PROBLEM DESCRIPTION: Look at the entries below and reproduce them exactly.

Records excerpted from a collection:
begin

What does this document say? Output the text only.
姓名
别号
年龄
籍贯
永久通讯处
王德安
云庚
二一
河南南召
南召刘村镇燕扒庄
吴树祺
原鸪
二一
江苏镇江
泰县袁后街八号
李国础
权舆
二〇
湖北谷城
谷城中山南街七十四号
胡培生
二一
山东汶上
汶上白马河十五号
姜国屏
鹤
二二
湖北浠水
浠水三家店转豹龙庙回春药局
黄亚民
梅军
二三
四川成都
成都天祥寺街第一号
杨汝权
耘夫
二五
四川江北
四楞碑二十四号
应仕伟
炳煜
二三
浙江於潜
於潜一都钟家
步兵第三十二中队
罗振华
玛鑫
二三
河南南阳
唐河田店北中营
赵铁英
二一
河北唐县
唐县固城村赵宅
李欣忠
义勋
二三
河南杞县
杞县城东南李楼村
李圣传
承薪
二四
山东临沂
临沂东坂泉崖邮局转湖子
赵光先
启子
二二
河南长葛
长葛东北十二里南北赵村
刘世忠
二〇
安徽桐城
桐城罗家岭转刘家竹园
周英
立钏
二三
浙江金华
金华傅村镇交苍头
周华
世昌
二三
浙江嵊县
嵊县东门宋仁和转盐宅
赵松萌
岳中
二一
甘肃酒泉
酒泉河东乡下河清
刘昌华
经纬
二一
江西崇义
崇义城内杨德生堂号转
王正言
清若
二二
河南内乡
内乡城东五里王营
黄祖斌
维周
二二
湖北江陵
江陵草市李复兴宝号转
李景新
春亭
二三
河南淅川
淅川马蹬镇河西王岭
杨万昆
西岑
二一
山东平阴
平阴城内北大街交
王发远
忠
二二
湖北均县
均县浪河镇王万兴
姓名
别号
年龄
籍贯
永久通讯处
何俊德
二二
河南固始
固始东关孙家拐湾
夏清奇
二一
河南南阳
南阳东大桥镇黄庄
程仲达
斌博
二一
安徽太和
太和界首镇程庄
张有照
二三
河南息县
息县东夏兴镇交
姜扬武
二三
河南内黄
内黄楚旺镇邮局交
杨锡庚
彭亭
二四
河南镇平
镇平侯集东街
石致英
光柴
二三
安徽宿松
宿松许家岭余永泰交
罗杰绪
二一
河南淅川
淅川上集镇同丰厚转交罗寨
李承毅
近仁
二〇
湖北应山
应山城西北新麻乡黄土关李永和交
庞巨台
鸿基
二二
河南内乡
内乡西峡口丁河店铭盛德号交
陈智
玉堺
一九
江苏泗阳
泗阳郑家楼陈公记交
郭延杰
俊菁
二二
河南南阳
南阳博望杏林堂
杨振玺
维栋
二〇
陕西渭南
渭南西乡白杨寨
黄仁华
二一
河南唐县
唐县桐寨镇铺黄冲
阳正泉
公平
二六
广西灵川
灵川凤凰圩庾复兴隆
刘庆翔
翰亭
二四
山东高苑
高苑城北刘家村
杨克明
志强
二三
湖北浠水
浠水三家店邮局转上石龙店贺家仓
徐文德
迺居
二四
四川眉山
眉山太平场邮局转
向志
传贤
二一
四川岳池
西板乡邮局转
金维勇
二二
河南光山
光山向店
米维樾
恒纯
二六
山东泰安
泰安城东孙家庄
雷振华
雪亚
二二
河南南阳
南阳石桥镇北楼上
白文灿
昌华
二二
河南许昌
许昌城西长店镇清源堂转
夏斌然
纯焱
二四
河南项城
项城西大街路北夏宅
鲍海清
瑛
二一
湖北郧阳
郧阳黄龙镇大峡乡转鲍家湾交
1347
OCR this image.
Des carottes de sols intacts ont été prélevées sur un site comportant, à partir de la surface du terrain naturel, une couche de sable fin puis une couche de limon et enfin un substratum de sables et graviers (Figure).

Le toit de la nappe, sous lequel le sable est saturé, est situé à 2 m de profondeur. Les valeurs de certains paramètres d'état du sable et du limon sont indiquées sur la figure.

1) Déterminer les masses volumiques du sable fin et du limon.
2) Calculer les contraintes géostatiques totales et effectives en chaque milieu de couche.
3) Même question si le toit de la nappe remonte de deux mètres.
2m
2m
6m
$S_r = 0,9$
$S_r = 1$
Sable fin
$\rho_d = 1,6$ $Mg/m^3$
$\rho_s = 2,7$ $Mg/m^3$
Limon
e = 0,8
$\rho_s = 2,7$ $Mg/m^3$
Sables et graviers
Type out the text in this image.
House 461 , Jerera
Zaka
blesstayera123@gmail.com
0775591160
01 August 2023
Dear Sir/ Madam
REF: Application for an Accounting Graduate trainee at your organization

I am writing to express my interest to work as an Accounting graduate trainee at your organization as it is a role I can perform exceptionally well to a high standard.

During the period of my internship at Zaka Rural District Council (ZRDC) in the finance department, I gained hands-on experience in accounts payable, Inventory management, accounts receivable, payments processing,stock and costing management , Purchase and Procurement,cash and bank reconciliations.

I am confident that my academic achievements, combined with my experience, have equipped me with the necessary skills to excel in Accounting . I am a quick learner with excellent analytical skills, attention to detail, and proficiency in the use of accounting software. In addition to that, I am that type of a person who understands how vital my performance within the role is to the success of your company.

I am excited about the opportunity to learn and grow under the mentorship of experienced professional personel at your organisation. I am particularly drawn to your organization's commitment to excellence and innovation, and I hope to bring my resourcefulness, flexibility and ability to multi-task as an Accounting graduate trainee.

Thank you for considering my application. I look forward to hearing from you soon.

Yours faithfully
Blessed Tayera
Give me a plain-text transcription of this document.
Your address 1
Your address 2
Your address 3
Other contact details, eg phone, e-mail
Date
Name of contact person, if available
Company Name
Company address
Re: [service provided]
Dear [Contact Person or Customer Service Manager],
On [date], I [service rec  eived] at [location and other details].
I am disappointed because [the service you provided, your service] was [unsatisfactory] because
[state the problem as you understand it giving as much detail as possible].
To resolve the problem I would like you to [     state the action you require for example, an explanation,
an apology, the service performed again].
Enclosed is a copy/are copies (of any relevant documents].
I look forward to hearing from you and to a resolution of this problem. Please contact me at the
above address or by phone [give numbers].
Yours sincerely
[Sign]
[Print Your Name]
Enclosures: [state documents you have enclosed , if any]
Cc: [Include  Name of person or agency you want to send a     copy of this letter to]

end

COMPLETED EXERCISE:
What does this document say? Output the text only.
姓名
别号
年龄
籍贯
永久通讯处
王德安
云庚
二一
河南南召
南召刘村镇燕扒庄
吴树祺
原鸪
二一
江苏镇江
泰县袁后街八号
李国础
权舆
二〇
湖北谷城
谷城中山南街七十四号
胡培生
二一
山东汶上
汶上白马河十五号
姜国屏
鹤
二二
湖北浠水
浠水三家店转豹龙庙回春药局
黄亚民
梅军
二三
四川成都
成都天祥寺街第一号
杨汝权
耘夫
二五
四川江北
四楞碑二十四号
应仕伟
炳煜
二三
浙江於潜
於潜一都钟家
步兵第三十二中队
罗振华
玛鑫
二三
河南南阳
唐河田店北中营
赵铁英
二一
河北唐县
唐县固城村赵宅
李欣忠
义勋
二三
河南杞县
杞县城东南李楼村
李圣传
承薪
二四
山东临沂
临沂东坂泉崖邮局转湖子
赵光先
启子
二二
河南长葛
长葛东北十二里南北赵村
刘世忠
二〇
安徽桐城
桐城罗家岭转刘家竹园
周英
立钏
二三
浙江金华
金华傅村镇交苍头
周华
世昌
二三
浙江嵊县
嵊县东门宋仁和转盐宅
赵松萌
岳中
二一
甘肃酒泉
酒泉河东乡下河清
刘昌华
经纬
二一
江西崇义
崇义城内杨德生堂号转
王正言
清若
二二
河南内乡
内乡城东五里王营
黄祖斌
维周
二二
湖北江陵
江陵草市李复兴宝号转
李景新
春亭
二三
河南淅川
淅川马蹬镇河西王岭
杨万昆
西岑
二一
山东平阴
平阴城内北大街交
王发远
忠
二二
湖北均县
均县浪河镇王万兴
姓名
别号
年龄
籍贯
永久通讯处
何俊德
二二
河南固始
固始东关孙家拐湾
夏清奇
二一
河南南阳
南阳东大桥镇黄庄
程仲达
斌博
二一
安徽太和
太和界首镇程庄
张有照
二三
河南息县
息县东夏兴镇交
姜扬武
二三
河南内黄
内黄楚旺镇邮局交
杨锡庚
彭亭
二四
河南镇平
镇平侯集东街
石致英
光柴
二三
安徽宿松
宿松许家岭余永泰交
罗杰绪
二一
河南淅川
淅川上集镇同丰厚转交罗寨
李承毅
近仁
二〇
湖北应山
应山城西北新麻乡黄土关李永和交
庞巨台
鸿基
二二
河南内乡
内乡西峡口丁河店铭盛德号交
陈智
玉堺
一九
江苏泗阳
泗阳郑家楼陈公记交
郭延杰
俊菁
二二
河南南阳
南阳博望杏林堂
杨振玺
维栋
二〇
陕西渭南
渭南西乡白杨寨
黄仁华
二一
河南唐县
唐县桐寨镇铺黄冲
阳正泉
公平
二六
广西灵川
灵川凤凰圩庾复兴隆
刘庆翔
翰亭
二四
山东高苑
高苑城北刘家村
杨克明
志强
二三
湖北浠水
浠水三家店邮局转上石龙店贺家仓
徐文德
迺居
二四
四川眉山
眉山太平场邮局转
向志
传贤
二一
四川岳池
西板乡邮局转
金维勇
二二
河南光山
光山向店
米维樾
恒纯
二六
山东泰安
泰安城东孙家庄
雷振华
雪亚
二二
河南南阳
南阳石桥镇北楼上
白文灿
昌华
二二
河南许昌
许昌城西长店镇清源堂转
夏斌然
纯焱
二四
河南项城
项城西大街路北夏宅
鲍海清
瑛
二一
湖北郧阳
郧阳黄龙镇大峡乡转鲍家湾交
1347
OCR this image.
Des carottes de sols intacts ont été prélevées sur un site comportant, à partir de la surface du terrain naturel, une couche de sable fin puis une couche de limon et enfin un substratum de sables et graviers (Figure).

Le toit de la nappe, sous lequel le sable est saturé, est situé à 2 m de profondeur. Les valeurs de certains paramètres d'état du sable et du limon sont indiquées sur la figure.

1) Déterminer les masses volumiques du sable fin et du limon.
2) Calculer les contraintes géostatiques totales et effectives en chaque milieu de couche.
3) Même question si le toit de la nappe remonte de deux mètres.
2m
2m
6m
$S_r = 0,9$
$S_r = 1$
Sable fin
$\rho_d = 1,6$ $Mg/m^3$
$\rho_s = 2,7$ $Mg/m^3$
Limon
e = 0,8
$\rho_s = 2,7$ $Mg/m^3$
Sables et graviers
Type out the text in this image.
House 461 , Jerera
Zaka
blesstayera123@gmail.com
0775591160
01 August 2023
Dear Sir/ Madam
REF: Application for an Accounting Graduate trainee at your organization

I am writing to express my interest to work as an Accounting graduate trainee at your organization as it is a role I can perform exceptionally well to a high standard.

During the period of my internship at Zaka Rural District Council (ZRDC) in the finance department, I gained hands-on experience in accounts payable, Inventory management, accounts receivable, payments processing,stock and costing management , Purchase and Procurement,cash and bank reconciliations.

I am confident that my academic achievements, combined with my experience, have equipped me with the necessary skills to excel in Accounting . I am a quick learner with excellent analytical skills, attention to detail, and proficiency in the use of accounting software. In addition to that, I am that type of a person who understands how vital my performance within the role is to the success of your company.

I am excited about the opportunity to learn and grow under the mentorship of experienced professional personel at your organisation. I am particularly drawn to your organization's commitment to excellence and innovation, and I hope to bring my resourcefulness, flexibility and ability to multi-task as an Accounting graduate trainee.

Thank you for considering my application. I look forward to hearing from you soon.

Yours faithfully
Blessed Tayera
Give me a plain-text transcription of this document.
Your address 1
Your address 2
Your address 3
Other contact details, eg phone, e-mail
Date
Name of contact person, if available
Company Name
Company address
Re: [service provided]
Dear [Contact Person or Customer Service Manager],
On [date], I [service rec  eived] at [location and other details].
I am disappointed because [the service you provided, your service] was [unsatisfactory] because
[state the problem as you understand it giving as much detail as possible].
To resolve the problem I would like you to [     state the action you require for example, an explanation,
an apology, the service performed again].
Enclosed is a copy/are copies (of any relevant documents].
I look forward to hearing from you and to a resolution of this problem. Please contact me at the
above address or by phone [give numbers].
Yours sincerely
[Sign]
[Print Your Name]
Enclosures: [state documents you have enclosed , if any]
Cc: [Include  Name of person or agency you want to send a     copy of this letter to]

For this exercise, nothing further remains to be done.